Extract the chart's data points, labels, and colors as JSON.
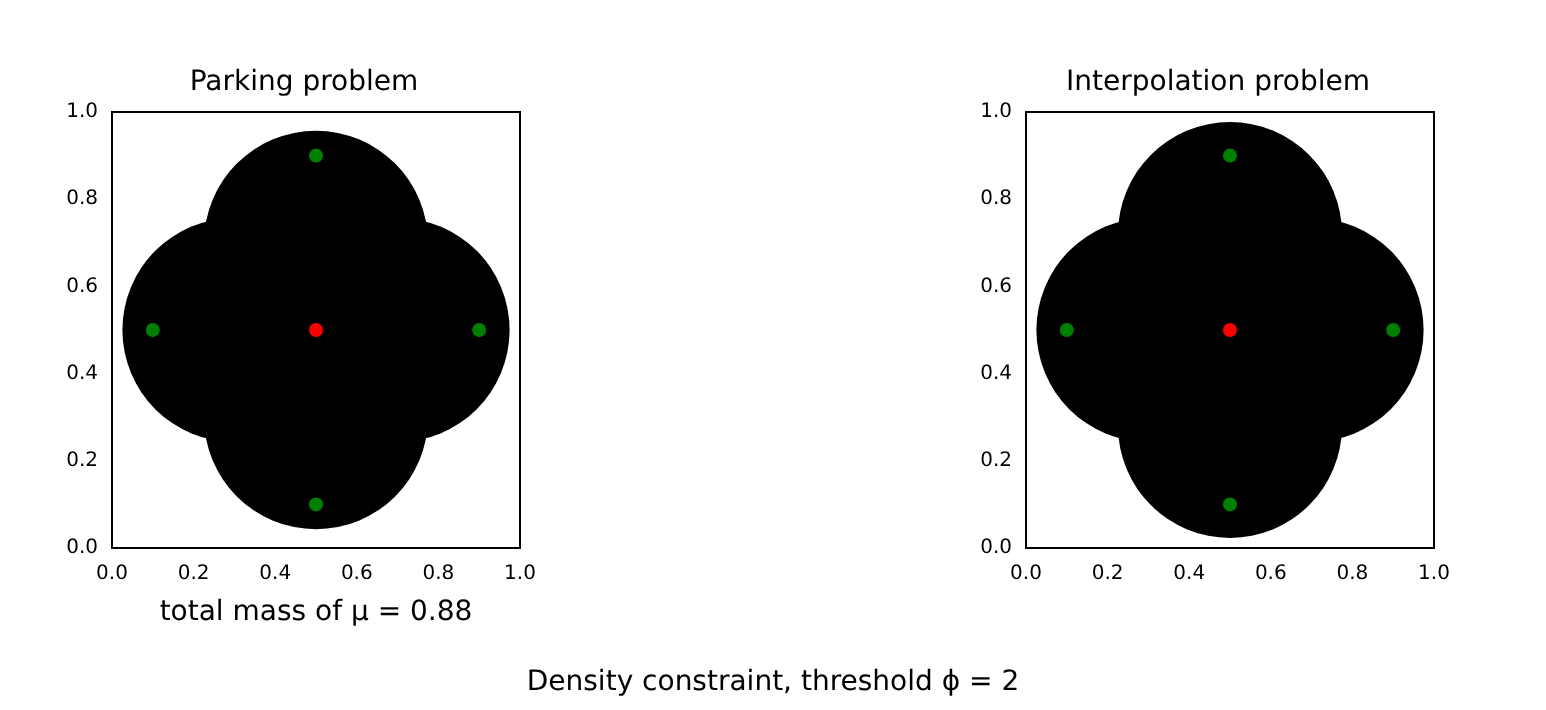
{
  "chart_data": [
    {
      "type": "scatter",
      "title": "Parking problem",
      "xlabel": "total mass of μ = 0.88",
      "xlim": [
        0,
        1
      ],
      "ylim": [
        0,
        1
      ],
      "xticks": [
        {
          "value": 0,
          "label": "0.0"
        },
        {
          "value": 0.2,
          "label": "0.2"
        },
        {
          "value": 0.4,
          "label": "0.4"
        },
        {
          "value": 0.6,
          "label": "0.6"
        },
        {
          "value": 0.8,
          "label": "0.8"
        },
        {
          "value": 1,
          "label": "1.0"
        }
      ],
      "yticks": [
        {
          "value": 0,
          "label": "0.0"
        },
        {
          "value": 0.2,
          "label": "0.2"
        },
        {
          "value": 0.4,
          "label": "0.4"
        },
        {
          "value": 0.6,
          "label": "0.6"
        },
        {
          "value": 0.8,
          "label": "0.8"
        },
        {
          "value": 1,
          "label": "1.0"
        }
      ],
      "grid": false,
      "legend": false,
      "marker": "circle",
      "series": [
        {
          "type": "bubble",
          "color": "#000000",
          "x": [
            0.5,
            0.5,
            0.3,
            0.7
          ],
          "values": [
            0.7,
            0.3,
            0.5,
            0.5
          ],
          "sizes": [
            1,
            1,
            1,
            1
          ]
        },
        {
          "type": "scatter",
          "color": "#008000",
          "x": [
            0.5,
            0.1,
            0.9,
            0.5
          ],
          "values": [
            0.9,
            0.5,
            0.5,
            0.1
          ]
        },
        {
          "type": "scatter",
          "color": "#ff0000",
          "x": [
            0.5
          ],
          "values": [
            0.5
          ]
        }
      ]
    },
    {
      "type": "scatter",
      "title": "Interpolation problem",
      "xlim": [
        0,
        1
      ],
      "ylim": [
        0,
        1
      ],
      "xticks": [
        {
          "value": 0,
          "label": "0.0"
        },
        {
          "value": 0.2,
          "label": "0.2"
        },
        {
          "value": 0.4,
          "label": "0.4"
        },
        {
          "value": 0.6,
          "label": "0.6"
        },
        {
          "value": 0.8,
          "label": "0.8"
        },
        {
          "value": 1,
          "label": "1.0"
        }
      ],
      "yticks": [
        {
          "value": 0,
          "label": "0.0"
        },
        {
          "value": 0.2,
          "label": "0.2"
        },
        {
          "value": 0.4,
          "label": "0.4"
        },
        {
          "value": 0.6,
          "label": "0.6"
        },
        {
          "value": 0.8,
          "label": "0.8"
        },
        {
          "value": 1,
          "label": "1.0"
        }
      ],
      "grid": false,
      "legend": false,
      "marker": "circle",
      "annotations": [
        "Density constraint, threshold ϕ = 2"
      ],
      "series": [
        {
          "type": "bubble",
          "color": "#000000",
          "x": [
            0.5,
            0.5,
            0.3,
            0.7
          ],
          "values": [
            0.72,
            0.28,
            0.5,
            0.5
          ],
          "sizes": [
            1,
            1,
            1,
            1
          ]
        },
        {
          "type": "scatter",
          "color": "#008000",
          "x": [
            0.5,
            0.1,
            0.9,
            0.5
          ],
          "values": [
            0.9,
            0.5,
            0.5,
            0.1
          ]
        },
        {
          "type": "scatter",
          "color": "#ff0000",
          "x": [
            0.5
          ],
          "values": [
            0.5
          ]
        }
      ]
    }
  ]
}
____
Instruction — Reproduce every record above exactly, omitting the pictures.

Completed task —
Extract the chart's data points, labels, and colors as JSON.
{
  "chart_data": [
    {
      "type": "scatter",
      "title": "Parking problem",
      "xlabel": "total mass of μ = 0.88",
      "xlim": [
        0,
        1
      ],
      "ylim": [
        0,
        1
      ],
      "xticks": [
        {
          "value": 0,
          "label": "0.0"
        },
        {
          "value": 0.2,
          "label": "0.2"
        },
        {
          "value": 0.4,
          "label": "0.4"
        },
        {
          "value": 0.6,
          "label": "0.6"
        },
        {
          "value": 0.8,
          "label": "0.8"
        },
        {
          "value": 1,
          "label": "1.0"
        }
      ],
      "yticks": [
        {
          "value": 0,
          "label": "0.0"
        },
        {
          "value": 0.2,
          "label": "0.2"
        },
        {
          "value": 0.4,
          "label": "0.4"
        },
        {
          "value": 0.6,
          "label": "0.6"
        },
        {
          "value": 0.8,
          "label": "0.8"
        },
        {
          "value": 1,
          "label": "1.0"
        }
      ],
      "grid": false,
      "legend": false,
      "marker": "circle",
      "series": [
        {
          "type": "bubble",
          "color": "#000000",
          "x": [
            0.5,
            0.5,
            0.3,
            0.7
          ],
          "values": [
            0.7,
            0.3,
            0.5,
            0.5
          ],
          "sizes": [
            1,
            1,
            1,
            1
          ]
        },
        {
          "type": "scatter",
          "color": "#008000",
          "x": [
            0.5,
            0.1,
            0.9,
            0.5
          ],
          "values": [
            0.9,
            0.5,
            0.5,
            0.1
          ]
        },
        {
          "type": "scatter",
          "color": "#ff0000",
          "x": [
            0.5
          ],
          "values": [
            0.5
          ]
        }
      ]
    },
    {
      "type": "scatter",
      "title": "Interpolation problem",
      "xlim": [
        0,
        1
      ],
      "ylim": [
        0,
        1
      ],
      "xticks": [
        {
          "value": 0,
          "label": "0.0"
        },
        {
          "value": 0.2,
          "label": "0.2"
        },
        {
          "value": 0.4,
          "label": "0.4"
        },
        {
          "value": 0.6,
          "label": "0.6"
        },
        {
          "value": 0.8,
          "label": "0.8"
        },
        {
          "value": 1,
          "label": "1.0"
        }
      ],
      "yticks": [
        {
          "value": 0,
          "label": "0.0"
        },
        {
          "value": 0.2,
          "label": "0.2"
        },
        {
          "value": 0.4,
          "label": "0.4"
        },
        {
          "value": 0.6,
          "label": "0.6"
        },
        {
          "value": 0.8,
          "label": "0.8"
        },
        {
          "value": 1,
          "label": "1.0"
        }
      ],
      "grid": false,
      "legend": false,
      "marker": "circle",
      "annotations": [
        "Density constraint, threshold ϕ = 2"
      ],
      "series": [
        {
          "type": "bubble",
          "color": "#000000",
          "x": [
            0.5,
            0.5,
            0.3,
            0.7
          ],
          "values": [
            0.72,
            0.28,
            0.5,
            0.5
          ],
          "sizes": [
            1,
            1,
            1,
            1
          ]
        },
        {
          "type": "scatter",
          "color": "#008000",
          "x": [
            0.5,
            0.1,
            0.9,
            0.5
          ],
          "values": [
            0.9,
            0.5,
            0.5,
            0.1
          ]
        },
        {
          "type": "scatter",
          "color": "#ff0000",
          "x": [
            0.5
          ],
          "values": [
            0.5
          ]
        }
      ]
    }
  ]
}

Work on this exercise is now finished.